## Supplied data
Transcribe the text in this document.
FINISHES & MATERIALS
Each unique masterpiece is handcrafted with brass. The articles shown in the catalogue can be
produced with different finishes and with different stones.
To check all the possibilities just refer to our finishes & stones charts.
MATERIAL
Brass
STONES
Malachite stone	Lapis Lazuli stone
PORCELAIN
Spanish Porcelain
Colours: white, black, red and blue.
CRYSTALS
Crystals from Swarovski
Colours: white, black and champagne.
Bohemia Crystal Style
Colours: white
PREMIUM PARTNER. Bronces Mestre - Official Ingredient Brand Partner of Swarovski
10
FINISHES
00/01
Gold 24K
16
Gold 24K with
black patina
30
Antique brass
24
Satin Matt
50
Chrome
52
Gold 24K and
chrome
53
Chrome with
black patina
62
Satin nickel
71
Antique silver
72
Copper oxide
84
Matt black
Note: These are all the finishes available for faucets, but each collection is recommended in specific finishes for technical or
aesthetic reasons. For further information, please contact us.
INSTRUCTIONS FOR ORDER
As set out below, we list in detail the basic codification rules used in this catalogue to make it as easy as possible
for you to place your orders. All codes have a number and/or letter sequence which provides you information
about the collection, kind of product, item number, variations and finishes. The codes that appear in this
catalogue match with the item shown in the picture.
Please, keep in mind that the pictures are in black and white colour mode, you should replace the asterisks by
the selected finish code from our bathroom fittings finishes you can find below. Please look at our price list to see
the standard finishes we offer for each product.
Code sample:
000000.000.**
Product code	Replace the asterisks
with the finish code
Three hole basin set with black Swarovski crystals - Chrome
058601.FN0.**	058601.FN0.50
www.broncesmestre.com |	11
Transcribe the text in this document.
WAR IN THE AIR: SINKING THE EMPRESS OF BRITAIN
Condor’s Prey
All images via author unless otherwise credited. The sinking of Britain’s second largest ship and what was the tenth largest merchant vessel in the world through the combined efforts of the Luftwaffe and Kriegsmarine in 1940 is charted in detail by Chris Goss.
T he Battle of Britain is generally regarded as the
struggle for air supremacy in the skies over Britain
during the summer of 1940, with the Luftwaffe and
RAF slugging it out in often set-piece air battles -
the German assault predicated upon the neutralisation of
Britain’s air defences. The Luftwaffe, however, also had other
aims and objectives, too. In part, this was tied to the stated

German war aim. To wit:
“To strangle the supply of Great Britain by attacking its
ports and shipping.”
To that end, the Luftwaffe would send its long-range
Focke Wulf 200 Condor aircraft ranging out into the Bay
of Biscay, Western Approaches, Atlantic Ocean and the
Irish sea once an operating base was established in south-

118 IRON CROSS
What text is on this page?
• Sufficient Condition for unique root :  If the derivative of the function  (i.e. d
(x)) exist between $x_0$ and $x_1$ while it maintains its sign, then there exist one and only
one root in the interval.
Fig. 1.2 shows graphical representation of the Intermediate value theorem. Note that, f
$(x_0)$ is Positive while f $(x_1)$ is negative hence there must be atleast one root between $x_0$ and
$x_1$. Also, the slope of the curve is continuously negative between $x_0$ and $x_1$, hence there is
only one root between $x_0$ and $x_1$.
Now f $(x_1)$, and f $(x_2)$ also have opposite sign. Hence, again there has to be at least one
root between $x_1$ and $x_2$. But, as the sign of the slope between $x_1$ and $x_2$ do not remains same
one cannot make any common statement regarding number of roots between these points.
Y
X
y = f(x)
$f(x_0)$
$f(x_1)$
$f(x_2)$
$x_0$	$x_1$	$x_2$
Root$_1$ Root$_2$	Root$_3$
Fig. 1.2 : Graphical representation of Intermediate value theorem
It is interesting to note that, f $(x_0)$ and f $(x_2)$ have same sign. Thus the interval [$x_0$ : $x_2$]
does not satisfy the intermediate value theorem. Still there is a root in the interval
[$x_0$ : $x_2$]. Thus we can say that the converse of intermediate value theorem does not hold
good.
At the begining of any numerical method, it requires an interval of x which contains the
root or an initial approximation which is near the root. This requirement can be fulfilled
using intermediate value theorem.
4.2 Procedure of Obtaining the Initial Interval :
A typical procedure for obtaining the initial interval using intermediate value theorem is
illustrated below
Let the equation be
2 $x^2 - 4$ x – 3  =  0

## Given exercise
Repeat the records above exactly, leaving none out.

## The output
Transcribe the text in this document.
FINISHES & MATERIALS
Each unique masterpiece is handcrafted with brass. The articles shown in the catalogue can be
produced with different finishes and with different stones.
To check all the possibilities just refer to our finishes & stones charts.
MATERIAL
Brass
STONES
Malachite stone	Lapis Lazuli stone
PORCELAIN
Spanish Porcelain
Colours: white, black, red and blue.
CRYSTALS
Crystals from Swarovski
Colours: white, black and champagne.
Bohemia Crystal Style
Colours: white
PREMIUM PARTNER. Bronces Mestre - Official Ingredient Brand Partner of Swarovski
10
FINISHES
00/01
Gold 24K
16
Gold 24K with
black patina
30
Antique brass
24
Satin Matt
50
Chrome
52
Gold 24K and
chrome
53
Chrome with
black patina
62
Satin nickel
71
Antique silver
72
Copper oxide
84
Matt black
Note: These are all the finishes available for faucets, but each collection is recommended in specific finishes for technical or
aesthetic reasons. For further information, please contact us.
INSTRUCTIONS FOR ORDER
As set out below, we list in detail the basic codification rules used in this catalogue to make it as easy as possible
for you to place your orders. All codes have a number and/or letter sequence which provides you information
about the collection, kind of product, item number, variations and finishes. The codes that appear in this
catalogue match with the item shown in the picture.
Please, keep in mind that the pictures are in black and white colour mode, you should replace the asterisks by
the selected finish code from our bathroom fittings finishes you can find below. Please look at our price list to see
the standard finishes we offer for each product.
Code sample:
000000.000.**
Product code	Replace the asterisks
with the finish code
Three hole basin set with black Swarovski crystals - Chrome
058601.FN0.**	058601.FN0.50
www.broncesmestre.com |	11
Transcribe the text in this document.
WAR IN THE AIR: SINKING THE EMPRESS OF BRITAIN
Condor’s Prey
All images via author unless otherwise credited. The sinking of Britain’s second largest ship and what was the tenth largest merchant vessel in the world through the combined efforts of the Luftwaffe and Kriegsmarine in 1940 is charted in detail by Chris Goss.
T he Battle of Britain is generally regarded as the
struggle for air supremacy in the skies over Britain
during the summer of 1940, with the Luftwaffe and
RAF slugging it out in often set-piece air battles -
the German assault predicated upon the neutralisation of
Britain’s air defences. The Luftwaffe, however, also had other
aims and objectives, too. In part, this was tied to the stated

German war aim. To wit:
“To strangle the supply of Great Britain by attacking its
ports and shipping.”
To that end, the Luftwaffe would send its long-range
Focke Wulf 200 Condor aircraft ranging out into the Bay
of Biscay, Western Approaches, Atlantic Ocean and the
Irish sea once an operating base was established in south-

118 IRON CROSS
What text is on this page?
• Sufficient Condition for unique root :  If the derivative of the function  (i.e. d
(x)) exist between $x_0$ and $x_1$ while it maintains its sign, then there exist one and only
one root in the interval.
Fig. 1.2 shows graphical representation of the Intermediate value theorem. Note that, f
$(x_0)$ is Positive while f $(x_1)$ is negative hence there must be atleast one root between $x_0$ and
$x_1$. Also, the slope of the curve is continuously negative between $x_0$ and $x_1$, hence there is
only one root between $x_0$ and $x_1$.
Now f $(x_1)$, and f $(x_2)$ also have opposite sign. Hence, again there has to be at least one
root between $x_1$ and $x_2$. But, as the sign of the slope between $x_1$ and $x_2$ do not remains same
one cannot make any common statement regarding number of roots between these points.
Y
X
y = f(x)
$f(x_0)$
$f(x_1)$
$f(x_2)$
$x_0$	$x_1$	$x_2$
Root$_1$ Root$_2$	Root$_3$
Fig. 1.2 : Graphical representation of Intermediate value theorem
It is interesting to note that, f $(x_0)$ and f $(x_2)$ have same sign. Thus the interval [$x_0$ : $x_2$]
does not satisfy the intermediate value theorem. Still there is a root in the interval
[$x_0$ : $x_2$]. Thus we can say that the converse of intermediate value theorem does not hold
good.
At the begining of any numerical method, it requires an interval of x which contains the
root or an initial approximation which is near the root. This requirement can be fulfilled
using intermediate value theorem.
4.2 Procedure of Obtaining the Initial Interval :
A typical procedure for obtaining the initial interval using intermediate value theorem is
illustrated below
Let the equation be
2 $x^2 - 4$ x – 3  =  0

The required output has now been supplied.